Everything in the listing should be restated word for word.

(Records about charts and figures)
━━━━━━━━

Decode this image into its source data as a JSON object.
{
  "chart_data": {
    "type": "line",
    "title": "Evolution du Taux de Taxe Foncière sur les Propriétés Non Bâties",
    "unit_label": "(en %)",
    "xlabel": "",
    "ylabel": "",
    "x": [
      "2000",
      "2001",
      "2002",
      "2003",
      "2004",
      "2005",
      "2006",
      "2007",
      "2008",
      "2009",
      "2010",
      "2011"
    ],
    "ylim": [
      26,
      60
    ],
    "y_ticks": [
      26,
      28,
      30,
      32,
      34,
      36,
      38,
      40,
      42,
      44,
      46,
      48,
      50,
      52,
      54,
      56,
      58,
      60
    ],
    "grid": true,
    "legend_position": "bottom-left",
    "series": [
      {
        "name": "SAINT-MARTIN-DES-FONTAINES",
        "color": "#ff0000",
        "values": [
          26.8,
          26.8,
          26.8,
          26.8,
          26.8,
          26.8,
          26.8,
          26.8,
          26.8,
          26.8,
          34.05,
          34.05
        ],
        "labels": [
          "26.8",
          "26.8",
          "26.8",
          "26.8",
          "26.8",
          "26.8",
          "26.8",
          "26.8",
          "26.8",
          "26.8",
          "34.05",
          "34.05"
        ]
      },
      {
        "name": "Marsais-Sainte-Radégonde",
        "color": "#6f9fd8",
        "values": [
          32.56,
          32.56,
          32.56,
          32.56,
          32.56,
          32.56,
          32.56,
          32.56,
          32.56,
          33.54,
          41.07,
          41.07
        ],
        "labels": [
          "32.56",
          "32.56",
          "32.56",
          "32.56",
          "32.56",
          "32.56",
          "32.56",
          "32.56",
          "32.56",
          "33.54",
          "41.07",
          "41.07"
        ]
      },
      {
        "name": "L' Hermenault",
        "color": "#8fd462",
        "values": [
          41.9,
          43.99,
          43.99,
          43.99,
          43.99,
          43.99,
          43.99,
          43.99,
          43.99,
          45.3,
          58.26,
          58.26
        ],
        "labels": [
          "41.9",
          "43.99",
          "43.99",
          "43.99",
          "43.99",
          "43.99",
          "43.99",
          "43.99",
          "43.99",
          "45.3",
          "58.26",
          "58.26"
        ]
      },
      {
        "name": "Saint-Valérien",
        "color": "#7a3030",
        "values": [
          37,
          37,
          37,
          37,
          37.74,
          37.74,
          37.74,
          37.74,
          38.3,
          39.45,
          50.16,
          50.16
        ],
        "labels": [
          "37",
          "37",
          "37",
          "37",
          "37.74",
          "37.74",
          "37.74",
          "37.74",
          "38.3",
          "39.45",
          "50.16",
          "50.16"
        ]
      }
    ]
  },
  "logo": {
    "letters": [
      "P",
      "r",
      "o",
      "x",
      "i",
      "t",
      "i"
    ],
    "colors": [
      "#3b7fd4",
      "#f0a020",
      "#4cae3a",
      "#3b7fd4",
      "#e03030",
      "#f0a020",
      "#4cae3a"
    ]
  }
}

━━━━━━━━

## Output
Decode this image into its source data as a JSON object.
{
  "chart_data": {
    "type": "line",
    "title": "Evolution du Taux de Taxe Foncière sur les Propriétés Non Bâties",
    "unit_label": "(en %)",
    "xlabel": "",
    "ylabel": "",
    "x": [
      "2000",
      "2001",
      "2002",
      "2003",
      "2004",
      "2005",
      "2006",
      "2007",
      "2008",
      "2009",
      "2010",
      "2011"
    ],
    "ylim": [
      26,
      60
    ],
    "y_ticks": [
      26,
      28,
      30,
      32,
      34,
      36,
      38,
      40,
      42,
      44,
      46,
      48,
      50,
      52,
      54,
      56,
      58,
      60
    ],
    "grid": true,
    "legend_position": "bottom-left",
    "series": [
      {
        "name": "SAINT-MARTIN-DES-FONTAINES",
        "color": "#ff0000",
        "values": [
          26.8,
          26.8,
          26.8,
          26.8,
          26.8,
          26.8,
          26.8,
          26.8,
          26.8,
          26.8,
          34.05,
          34.05
        ],
        "labels": [
          "26.8",
          "26.8",
          "26.8",
          "26.8",
          "26.8",
          "26.8",
          "26.8",
          "26.8",
          "26.8",
          "26.8",
          "34.05",
          "34.05"
        ]
      },
      {
        "name": "Marsais-Sainte-Radégonde",
        "color": "#6f9fd8",
        "values": [
          32.56,
          32.56,
          32.56,
          32.56,
          32.56,
          32.56,
          32.56,
          32.56,
          32.56,
          33.54,
          41.07,
          41.07
        ],
        "labels": [
          "32.56",
          "32.56",
          "32.56",
          "32.56",
          "32.56",
          "32.56",
          "32.56",
          "32.56",
          "32.56",
          "33.54",
          "41.07",
          "41.07"
        ]
      },
      {
        "name": "L' Hermenault",
        "color": "#8fd462",
        "values": [
          41.9,
          43.99,
          43.99,
          43.99,
          43.99,
          43.99,
          43.99,
          43.99,
          43.99,
          45.3,
          58.26,
          58.26
        ],
        "labels": [
          "41.9",
          "43.99",
          "43.99",
          "43.99",
          "43.99",
          "43.99",
          "43.99",
          "43.99",
          "43.99",
          "45.3",
          "58.26",
          "58.26"
        ]
      },
      {
        "name": "Saint-Valérien",
        "color": "#7a3030",
        "values": [
          37,
          37,
          37,
          37,
          37.74,
          37.74,
          37.74,
          37.74,
          38.3,
          39.45,
          50.16,
          50.16
        ],
        "labels": [
          "37",
          "37",
          "37",
          "37",
          "37.74",
          "37.74",
          "37.74",
          "37.74",
          "38.3",
          "39.45",
          "50.16",
          "50.16"
        ]
      }
    ]
  },
  "logo": {
    "letters": [
      "P",
      "r",
      "o",
      "x",
      "i",
      "t",
      "i"
    ],
    "colors": [
      "#3b7fd4",
      "#f0a020",
      "#4cae3a",
      "#3b7fd4",
      "#e03030",
      "#f0a020",
      "#4cae3a"
    ]
  }
}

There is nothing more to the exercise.